Items from a figure collection
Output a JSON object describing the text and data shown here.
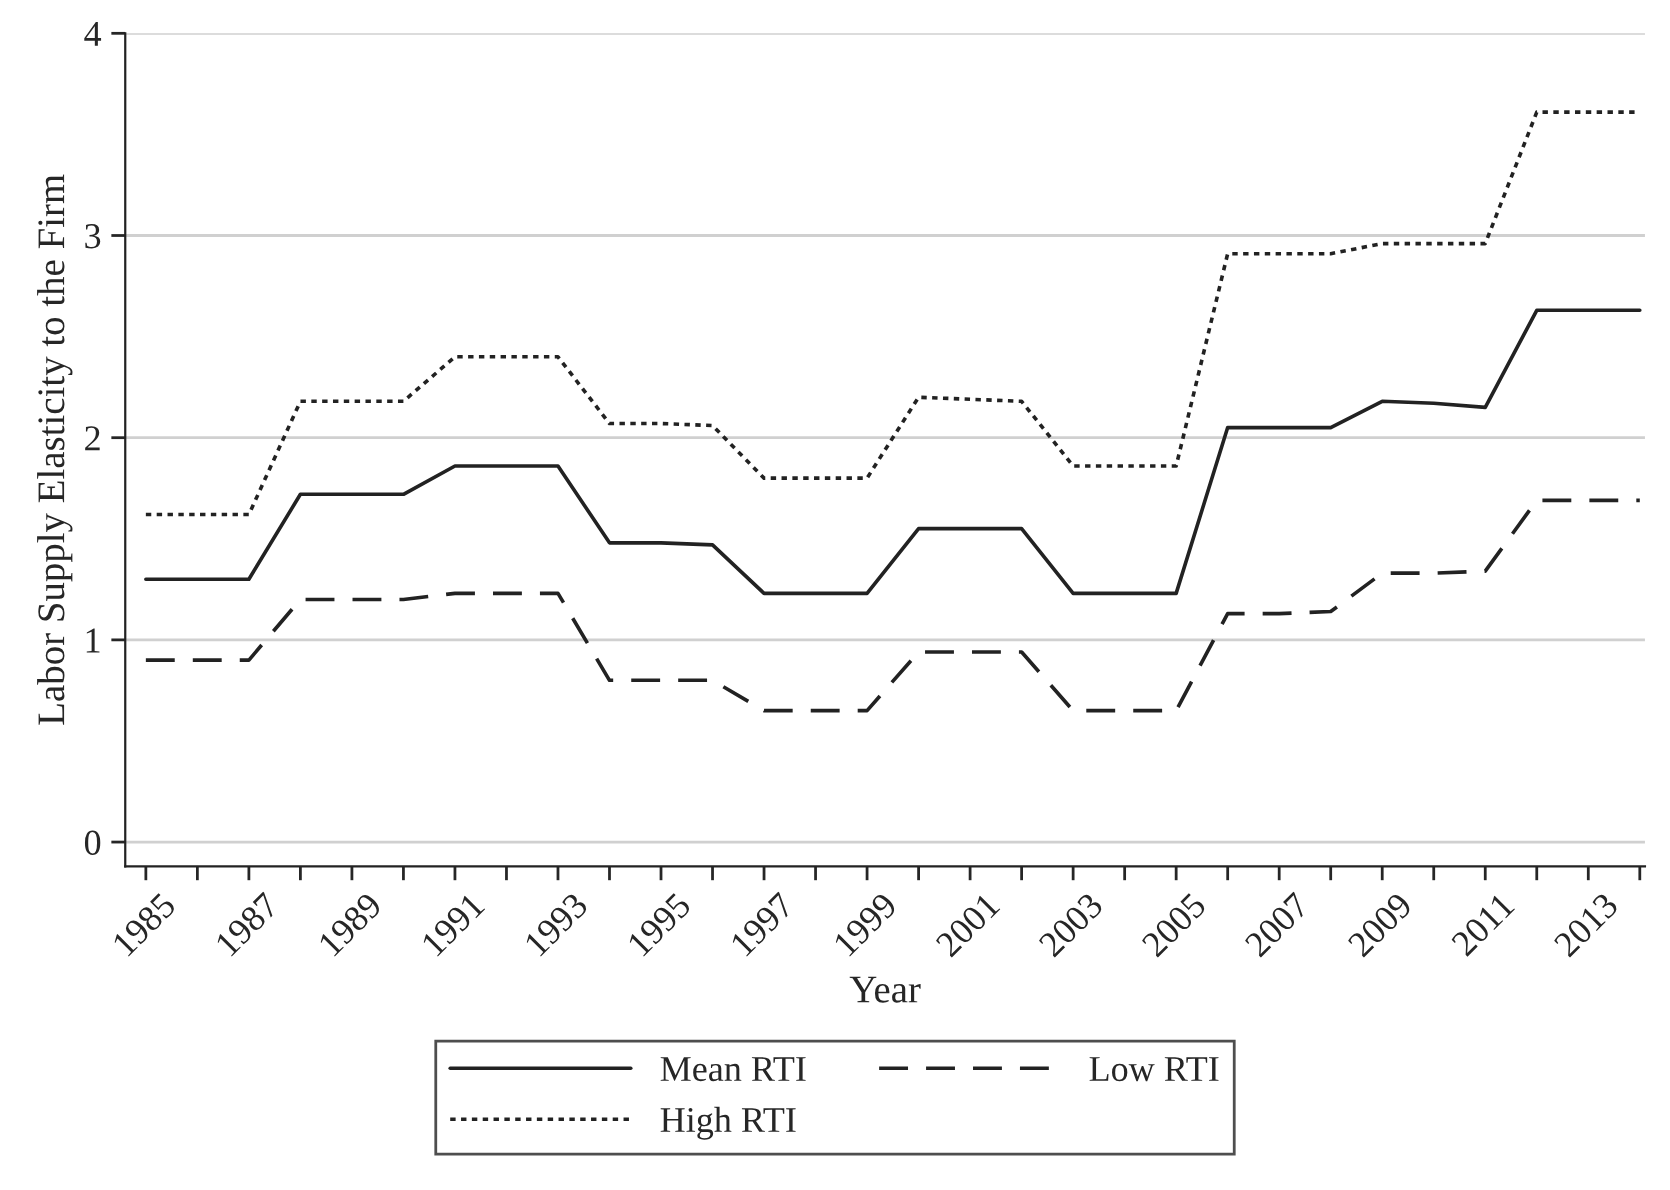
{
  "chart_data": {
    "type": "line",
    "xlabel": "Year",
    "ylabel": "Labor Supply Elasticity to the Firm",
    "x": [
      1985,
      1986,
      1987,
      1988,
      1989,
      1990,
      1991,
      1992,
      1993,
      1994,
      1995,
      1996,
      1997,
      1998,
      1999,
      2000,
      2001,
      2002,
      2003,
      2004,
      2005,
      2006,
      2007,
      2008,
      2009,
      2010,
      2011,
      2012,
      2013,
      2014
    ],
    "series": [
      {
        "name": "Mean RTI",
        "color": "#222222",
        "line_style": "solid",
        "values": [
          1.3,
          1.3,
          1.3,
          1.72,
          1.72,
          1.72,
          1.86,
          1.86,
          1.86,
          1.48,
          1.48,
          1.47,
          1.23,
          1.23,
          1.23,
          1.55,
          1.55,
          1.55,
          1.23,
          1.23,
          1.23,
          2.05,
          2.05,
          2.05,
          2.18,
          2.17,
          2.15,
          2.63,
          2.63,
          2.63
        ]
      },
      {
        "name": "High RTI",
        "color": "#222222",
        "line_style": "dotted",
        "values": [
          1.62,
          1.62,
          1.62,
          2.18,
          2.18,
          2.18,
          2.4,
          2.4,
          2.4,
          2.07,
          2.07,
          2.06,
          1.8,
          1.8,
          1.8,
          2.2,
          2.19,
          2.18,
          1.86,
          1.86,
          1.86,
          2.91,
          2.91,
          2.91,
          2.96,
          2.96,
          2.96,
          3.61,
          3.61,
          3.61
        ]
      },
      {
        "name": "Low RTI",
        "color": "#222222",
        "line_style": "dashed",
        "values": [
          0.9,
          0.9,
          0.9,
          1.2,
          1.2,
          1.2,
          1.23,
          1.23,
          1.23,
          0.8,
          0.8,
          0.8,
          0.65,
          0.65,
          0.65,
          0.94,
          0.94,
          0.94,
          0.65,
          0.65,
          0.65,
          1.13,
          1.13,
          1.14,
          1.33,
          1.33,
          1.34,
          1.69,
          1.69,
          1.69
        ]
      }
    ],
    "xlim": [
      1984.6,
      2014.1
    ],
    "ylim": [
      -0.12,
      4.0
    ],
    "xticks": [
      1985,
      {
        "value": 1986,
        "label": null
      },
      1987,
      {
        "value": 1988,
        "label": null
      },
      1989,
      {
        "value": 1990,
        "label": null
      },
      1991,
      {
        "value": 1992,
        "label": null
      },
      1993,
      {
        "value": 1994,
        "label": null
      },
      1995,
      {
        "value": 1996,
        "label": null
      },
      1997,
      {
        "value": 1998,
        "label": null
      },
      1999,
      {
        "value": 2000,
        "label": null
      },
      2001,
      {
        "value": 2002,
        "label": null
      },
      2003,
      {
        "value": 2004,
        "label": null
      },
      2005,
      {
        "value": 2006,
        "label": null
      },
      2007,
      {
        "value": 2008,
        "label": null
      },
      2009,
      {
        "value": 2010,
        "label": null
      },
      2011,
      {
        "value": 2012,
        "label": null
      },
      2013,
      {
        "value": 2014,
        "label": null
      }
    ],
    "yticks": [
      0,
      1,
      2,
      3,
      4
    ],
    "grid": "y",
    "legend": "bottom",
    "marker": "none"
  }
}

→ **What this task involves**
Leave out the pictures and give the listing above again exactly.

→ **Response below**
Output a JSON object describing the text and data shown here.
{
  "chart_data": {
    "type": "line",
    "xlabel": "Year",
    "ylabel": "Labor Supply Elasticity to the Firm",
    "x": [
      1985,
      1986,
      1987,
      1988,
      1989,
      1990,
      1991,
      1992,
      1993,
      1994,
      1995,
      1996,
      1997,
      1998,
      1999,
      2000,
      2001,
      2002,
      2003,
      2004,
      2005,
      2006,
      2007,
      2008,
      2009,
      2010,
      2011,
      2012,
      2013,
      2014
    ],
    "series": [
      {
        "name": "Mean RTI",
        "color": "#222222",
        "line_style": "solid",
        "values": [
          1.3,
          1.3,
          1.3,
          1.72,
          1.72,
          1.72,
          1.86,
          1.86,
          1.86,
          1.48,
          1.48,
          1.47,
          1.23,
          1.23,
          1.23,
          1.55,
          1.55,
          1.55,
          1.23,
          1.23,
          1.23,
          2.05,
          2.05,
          2.05,
          2.18,
          2.17,
          2.15,
          2.63,
          2.63,
          2.63
        ]
      },
      {
        "name": "High RTI",
        "color": "#222222",
        "line_style": "dotted",
        "values": [
          1.62,
          1.62,
          1.62,
          2.18,
          2.18,
          2.18,
          2.4,
          2.4,
          2.4,
          2.07,
          2.07,
          2.06,
          1.8,
          1.8,
          1.8,
          2.2,
          2.19,
          2.18,
          1.86,
          1.86,
          1.86,
          2.91,
          2.91,
          2.91,
          2.96,
          2.96,
          2.96,
          3.61,
          3.61,
          3.61
        ]
      },
      {
        "name": "Low RTI",
        "color": "#222222",
        "line_style": "dashed",
        "values": [
          0.9,
          0.9,
          0.9,
          1.2,
          1.2,
          1.2,
          1.23,
          1.23,
          1.23,
          0.8,
          0.8,
          0.8,
          0.65,
          0.65,
          0.65,
          0.94,
          0.94,
          0.94,
          0.65,
          0.65,
          0.65,
          1.13,
          1.13,
          1.14,
          1.33,
          1.33,
          1.34,
          1.69,
          1.69,
          1.69
        ]
      }
    ],
    "xlim": [
      1984.6,
      2014.1
    ],
    "ylim": [
      -0.12,
      4.0
    ],
    "xticks": [
      1985,
      {
        "value": 1986,
        "label": null
      },
      1987,
      {
        "value": 1988,
        "label": null
      },
      1989,
      {
        "value": 1990,
        "label": null
      },
      1991,
      {
        "value": 1992,
        "label": null
      },
      1993,
      {
        "value": 1994,
        "label": null
      },
      1995,
      {
        "value": 1996,
        "label": null
      },
      1997,
      {
        "value": 1998,
        "label": null
      },
      1999,
      {
        "value": 2000,
        "label": null
      },
      2001,
      {
        "value": 2002,
        "label": null
      },
      2003,
      {
        "value": 2004,
        "label": null
      },
      2005,
      {
        "value": 2006,
        "label": null
      },
      2007,
      {
        "value": 2008,
        "label": null
      },
      2009,
      {
        "value": 2010,
        "label": null
      },
      2011,
      {
        "value": 2012,
        "label": null
      },
      2013,
      {
        "value": 2014,
        "label": null
      }
    ],
    "yticks": [
      0,
      1,
      2,
      3,
      4
    ],
    "grid": "y",
    "legend": "bottom",
    "marker": "none"
  }
}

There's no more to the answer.